■ Provided data

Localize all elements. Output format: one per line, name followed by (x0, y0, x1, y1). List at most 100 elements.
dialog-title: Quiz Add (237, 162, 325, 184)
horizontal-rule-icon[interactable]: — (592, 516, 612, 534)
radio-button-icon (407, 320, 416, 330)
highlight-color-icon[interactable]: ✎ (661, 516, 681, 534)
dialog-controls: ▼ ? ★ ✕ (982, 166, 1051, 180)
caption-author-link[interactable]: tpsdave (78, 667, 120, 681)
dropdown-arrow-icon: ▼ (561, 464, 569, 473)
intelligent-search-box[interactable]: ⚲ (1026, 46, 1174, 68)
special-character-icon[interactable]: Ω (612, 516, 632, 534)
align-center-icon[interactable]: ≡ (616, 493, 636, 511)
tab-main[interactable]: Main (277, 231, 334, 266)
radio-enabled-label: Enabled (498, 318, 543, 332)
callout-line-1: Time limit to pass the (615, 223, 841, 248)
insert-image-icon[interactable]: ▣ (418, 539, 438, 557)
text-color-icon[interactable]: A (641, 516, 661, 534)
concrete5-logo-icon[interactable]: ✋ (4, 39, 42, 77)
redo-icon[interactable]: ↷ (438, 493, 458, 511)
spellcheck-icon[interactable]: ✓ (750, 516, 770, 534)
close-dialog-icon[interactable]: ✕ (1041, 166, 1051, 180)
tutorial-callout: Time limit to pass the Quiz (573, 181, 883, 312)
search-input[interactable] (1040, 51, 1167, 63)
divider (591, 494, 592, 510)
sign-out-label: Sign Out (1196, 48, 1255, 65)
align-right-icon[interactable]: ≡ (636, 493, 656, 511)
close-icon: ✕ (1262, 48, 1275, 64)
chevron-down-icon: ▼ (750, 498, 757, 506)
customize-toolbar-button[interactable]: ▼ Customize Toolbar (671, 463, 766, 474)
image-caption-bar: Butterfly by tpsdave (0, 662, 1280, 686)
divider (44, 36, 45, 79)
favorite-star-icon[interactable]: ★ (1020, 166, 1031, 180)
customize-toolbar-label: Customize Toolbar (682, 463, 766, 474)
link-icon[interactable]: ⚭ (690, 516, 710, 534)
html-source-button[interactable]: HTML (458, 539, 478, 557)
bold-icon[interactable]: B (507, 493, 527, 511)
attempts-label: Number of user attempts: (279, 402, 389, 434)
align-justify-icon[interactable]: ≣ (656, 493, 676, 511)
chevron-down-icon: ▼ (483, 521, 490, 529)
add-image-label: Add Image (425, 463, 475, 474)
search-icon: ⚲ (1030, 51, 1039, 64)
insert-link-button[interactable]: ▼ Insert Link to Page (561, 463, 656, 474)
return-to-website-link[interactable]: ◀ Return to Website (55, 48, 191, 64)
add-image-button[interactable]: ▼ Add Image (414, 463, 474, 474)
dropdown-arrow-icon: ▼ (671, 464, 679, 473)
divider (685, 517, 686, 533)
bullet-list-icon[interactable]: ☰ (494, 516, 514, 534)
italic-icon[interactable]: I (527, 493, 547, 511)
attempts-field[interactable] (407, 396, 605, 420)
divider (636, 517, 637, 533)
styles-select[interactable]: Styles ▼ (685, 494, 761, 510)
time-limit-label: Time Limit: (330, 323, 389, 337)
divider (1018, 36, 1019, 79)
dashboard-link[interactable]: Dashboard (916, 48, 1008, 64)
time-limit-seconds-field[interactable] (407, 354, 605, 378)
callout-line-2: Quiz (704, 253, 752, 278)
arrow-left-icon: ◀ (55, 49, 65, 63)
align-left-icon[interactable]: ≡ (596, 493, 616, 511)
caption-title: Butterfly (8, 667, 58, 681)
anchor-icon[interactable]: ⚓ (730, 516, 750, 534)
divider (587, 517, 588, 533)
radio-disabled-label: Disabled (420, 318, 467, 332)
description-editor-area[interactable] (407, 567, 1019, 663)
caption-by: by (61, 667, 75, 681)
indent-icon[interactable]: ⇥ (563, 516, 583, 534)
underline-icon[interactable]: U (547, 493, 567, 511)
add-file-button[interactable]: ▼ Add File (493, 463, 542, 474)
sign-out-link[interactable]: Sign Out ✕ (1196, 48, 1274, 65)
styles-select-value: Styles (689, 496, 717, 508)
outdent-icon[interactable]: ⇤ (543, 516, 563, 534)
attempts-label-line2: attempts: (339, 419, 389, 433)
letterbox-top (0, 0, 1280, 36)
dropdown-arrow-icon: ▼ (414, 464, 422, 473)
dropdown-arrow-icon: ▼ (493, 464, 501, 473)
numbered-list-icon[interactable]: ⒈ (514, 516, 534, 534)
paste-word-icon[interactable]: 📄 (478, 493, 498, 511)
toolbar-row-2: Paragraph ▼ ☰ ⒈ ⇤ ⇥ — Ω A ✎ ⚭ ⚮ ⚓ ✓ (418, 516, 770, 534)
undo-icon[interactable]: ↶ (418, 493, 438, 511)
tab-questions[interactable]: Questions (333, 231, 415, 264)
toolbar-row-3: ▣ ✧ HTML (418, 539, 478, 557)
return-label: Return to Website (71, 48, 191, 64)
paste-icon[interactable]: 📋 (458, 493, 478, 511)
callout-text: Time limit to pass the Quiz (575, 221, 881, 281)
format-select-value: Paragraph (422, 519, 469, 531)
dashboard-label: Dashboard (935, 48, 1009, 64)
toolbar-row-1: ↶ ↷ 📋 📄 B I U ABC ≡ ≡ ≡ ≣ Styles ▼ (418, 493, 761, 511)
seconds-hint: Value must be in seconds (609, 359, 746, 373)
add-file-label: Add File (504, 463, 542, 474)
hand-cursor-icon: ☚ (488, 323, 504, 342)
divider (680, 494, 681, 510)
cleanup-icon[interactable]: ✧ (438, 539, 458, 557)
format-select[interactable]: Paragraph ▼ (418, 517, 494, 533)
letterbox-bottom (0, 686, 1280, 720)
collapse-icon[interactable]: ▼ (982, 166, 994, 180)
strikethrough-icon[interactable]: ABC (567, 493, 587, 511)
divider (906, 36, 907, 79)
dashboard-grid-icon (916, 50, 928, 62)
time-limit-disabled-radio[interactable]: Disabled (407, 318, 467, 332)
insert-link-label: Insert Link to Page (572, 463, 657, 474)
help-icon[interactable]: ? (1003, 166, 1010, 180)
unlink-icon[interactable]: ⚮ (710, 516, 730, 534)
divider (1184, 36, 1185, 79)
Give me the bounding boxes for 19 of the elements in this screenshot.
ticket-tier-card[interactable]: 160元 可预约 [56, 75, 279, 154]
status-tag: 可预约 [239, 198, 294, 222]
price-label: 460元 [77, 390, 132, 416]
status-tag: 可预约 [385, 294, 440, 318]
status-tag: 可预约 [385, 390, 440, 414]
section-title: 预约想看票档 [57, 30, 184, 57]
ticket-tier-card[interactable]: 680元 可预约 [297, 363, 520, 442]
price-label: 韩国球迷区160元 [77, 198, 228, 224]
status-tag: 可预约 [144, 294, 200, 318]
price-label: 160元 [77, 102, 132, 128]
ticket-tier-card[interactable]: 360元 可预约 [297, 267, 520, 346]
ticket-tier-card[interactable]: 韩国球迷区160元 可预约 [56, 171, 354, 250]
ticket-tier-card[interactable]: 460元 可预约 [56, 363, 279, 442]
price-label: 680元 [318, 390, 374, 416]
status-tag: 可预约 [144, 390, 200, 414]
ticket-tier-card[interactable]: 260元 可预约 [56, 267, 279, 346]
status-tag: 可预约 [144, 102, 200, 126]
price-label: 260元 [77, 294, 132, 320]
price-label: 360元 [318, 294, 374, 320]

■ Task requirements
Reproduce every line of all the records above verbatim, with no changes.

■ Result
Localize all elements. Output format: one per line, name followed by (x0, y0, x1, y1). List at most 100 elements.
dialog-title: Quiz Add (237, 162, 325, 184)
horizontal-rule-icon[interactable]: — (592, 516, 612, 534)
radio-button-icon (407, 320, 416, 330)
highlight-color-icon[interactable]: ✎ (661, 516, 681, 534)
dialog-controls: ▼ ? ★ ✕ (982, 166, 1051, 180)
caption-author-link[interactable]: tpsdave (78, 667, 120, 681)
dropdown-arrow-icon: ▼ (561, 464, 569, 473)
intelligent-search-box[interactable]: ⚲ (1026, 46, 1174, 68)
special-character-icon[interactable]: Ω (612, 516, 632, 534)
align-center-icon[interactable]: ≡ (616, 493, 636, 511)
tab-main[interactable]: Main (277, 231, 334, 266)
radio-enabled-label: Enabled (498, 318, 543, 332)
callout-line-1: Time limit to pass the (615, 223, 841, 248)
insert-image-icon[interactable]: ▣ (418, 539, 438, 557)
text-color-icon[interactable]: A (641, 516, 661, 534)
concrete5-logo-icon[interactable]: ✋ (4, 39, 42, 77)
redo-icon[interactable]: ↷ (438, 493, 458, 511)
spellcheck-icon[interactable]: ✓ (750, 516, 770, 534)
close-dialog-icon[interactable]: ✕ (1041, 166, 1051, 180)
tutorial-callout: Time limit to pass the Quiz (573, 181, 883, 312)
search-input[interactable] (1040, 51, 1167, 63)
divider (591, 494, 592, 510)
sign-out-label: Sign Out (1196, 48, 1255, 65)
align-right-icon[interactable]: ≡ (636, 493, 656, 511)
close-icon: ✕ (1262, 48, 1275, 64)
chevron-down-icon: ▼ (750, 498, 757, 506)
customize-toolbar-button[interactable]: ▼ Customize Toolbar (671, 463, 766, 474)
image-caption-bar: Butterfly by tpsdave (0, 662, 1280, 686)
divider (44, 36, 45, 79)
favorite-star-icon[interactable]: ★ (1020, 166, 1031, 180)
customize-toolbar-label: Customize Toolbar (682, 463, 766, 474)
link-icon[interactable]: ⚭ (690, 516, 710, 534)
html-source-button[interactable]: HTML (458, 539, 478, 557)
bold-icon[interactable]: B (507, 493, 527, 511)
attempts-label: Number of user attempts: (279, 402, 389, 434)
align-justify-icon[interactable]: ≣ (656, 493, 676, 511)
chevron-down-icon: ▼ (483, 521, 490, 529)
add-image-label: Add Image (425, 463, 475, 474)
search-icon: ⚲ (1030, 51, 1039, 64)
insert-link-button[interactable]: ▼ Insert Link to Page (561, 463, 656, 474)
return-to-website-link[interactable]: ◀ Return to Website (55, 48, 191, 64)
add-image-button[interactable]: ▼ Add Image (414, 463, 474, 474)
dropdown-arrow-icon: ▼ (671, 464, 679, 473)
divider (685, 517, 686, 533)
bullet-list-icon[interactable]: ☰ (494, 516, 514, 534)
italic-icon[interactable]: I (527, 493, 547, 511)
attempts-field[interactable] (407, 396, 605, 420)
divider (636, 517, 637, 533)
styles-select[interactable]: Styles ▼ (685, 494, 761, 510)
time-limit-label: Time Limit: (330, 323, 389, 337)
divider (1018, 36, 1019, 79)
dashboard-link[interactable]: Dashboard (916, 48, 1008, 64)
time-limit-seconds-field[interactable] (407, 354, 605, 378)
callout-line-2: Quiz (704, 253, 752, 278)
arrow-left-icon: ◀ (55, 49, 65, 63)
align-left-icon[interactable]: ≡ (596, 493, 616, 511)
caption-title: Butterfly (8, 667, 58, 681)
anchor-icon[interactable]: ⚓ (730, 516, 750, 534)
divider (587, 517, 588, 533)
radio-disabled-label: Disabled (420, 318, 467, 332)
description-editor-area[interactable] (407, 567, 1019, 663)
caption-by: by (61, 667, 75, 681)
indent-icon[interactable]: ⇥ (563, 516, 583, 534)
underline-icon[interactable]: U (547, 493, 567, 511)
add-file-button[interactable]: ▼ Add File (493, 463, 542, 474)
sign-out-link[interactable]: Sign Out ✕ (1196, 48, 1274, 65)
styles-select-value: Styles (689, 496, 717, 508)
outdent-icon[interactable]: ⇤ (543, 516, 563, 534)
attempts-label-line2: attempts: (339, 419, 389, 433)
letterbox-top (0, 0, 1280, 36)
dropdown-arrow-icon: ▼ (414, 464, 422, 473)
dropdown-arrow-icon: ▼ (493, 464, 501, 473)
numbered-list-icon[interactable]: ⒈ (514, 516, 534, 534)
paste-word-icon[interactable]: 📄 (478, 493, 498, 511)
toolbar-row-2: Paragraph ▼ ☰ ⒈ ⇤ ⇥ — Ω A ✎ ⚭ ⚮ ⚓ ✓ (418, 516, 770, 534)
undo-icon[interactable]: ↶ (418, 493, 438, 511)
tab-questions[interactable]: Questions (333, 231, 415, 264)
toolbar-row-3: ▣ ✧ HTML (418, 539, 478, 557)
return-label: Return to Website (71, 48, 191, 64)
paste-icon[interactable]: 📋 (458, 493, 478, 511)
callout-text: Time limit to pass the Quiz (575, 221, 881, 281)
format-select-value: Paragraph (422, 519, 469, 531)
dashboard-label: Dashboard (935, 48, 1009, 64)
toolbar-row-1: ↶ ↷ 📋 📄 B I U ABC ≡ ≡ ≡ ≣ Styles ▼ (418, 493, 761, 511)
seconds-hint: Value must be in seconds (609, 359, 746, 373)
add-file-label: Add File (504, 463, 542, 474)
hand-cursor-icon: ☚ (488, 323, 504, 342)
divider (680, 494, 681, 510)
cleanup-icon[interactable]: ✧ (438, 539, 458, 557)
format-select[interactable]: Paragraph ▼ (418, 517, 494, 533)
letterbox-bottom (0, 686, 1280, 720)
collapse-icon[interactable]: ▼ (982, 166, 994, 180)
strikethrough-icon[interactable]: ABC (567, 493, 587, 511)
divider (906, 36, 907, 79)
dashboard-grid-icon (916, 50, 928, 62)
time-limit-disabled-radio[interactable]: Disabled (407, 318, 467, 332)
insert-link-label: Insert Link to Page (572, 463, 657, 474)
help-icon[interactable]: ? (1003, 166, 1010, 180)
unlink-icon[interactable]: ⚮ (710, 516, 730, 534)
divider (1184, 36, 1185, 79)
Give me the bounding boxes for 19 of the elements in this screenshot.
ticket-tier-card[interactable]: 160元 可预约 [56, 75, 279, 154]
status-tag: 可预约 [239, 198, 294, 222]
price-label: 460元 [77, 390, 132, 416]
status-tag: 可预约 [385, 294, 440, 318]
status-tag: 可预约 [385, 390, 440, 414]
section-title: 预约想看票档 [57, 30, 184, 57]
ticket-tier-card[interactable]: 680元 可预约 [297, 363, 520, 442]
price-label: 韩国球迷区160元 [77, 198, 228, 224]
status-tag: 可预约 [144, 294, 200, 318]
price-label: 160元 [77, 102, 132, 128]
ticket-tier-card[interactable]: 360元 可预约 [297, 267, 520, 346]
ticket-tier-card[interactable]: 韩国球迷区160元 可预约 [56, 171, 354, 250]
ticket-tier-card[interactable]: 460元 可预约 [56, 363, 279, 442]
price-label: 680元 [318, 390, 374, 416]
status-tag: 可预约 [144, 390, 200, 414]
ticket-tier-card[interactable]: 260元 可预约 [56, 267, 279, 346]
status-tag: 可预约 [144, 102, 200, 126]
price-label: 260元 [77, 294, 132, 320]
price-label: 360元 [318, 294, 374, 320]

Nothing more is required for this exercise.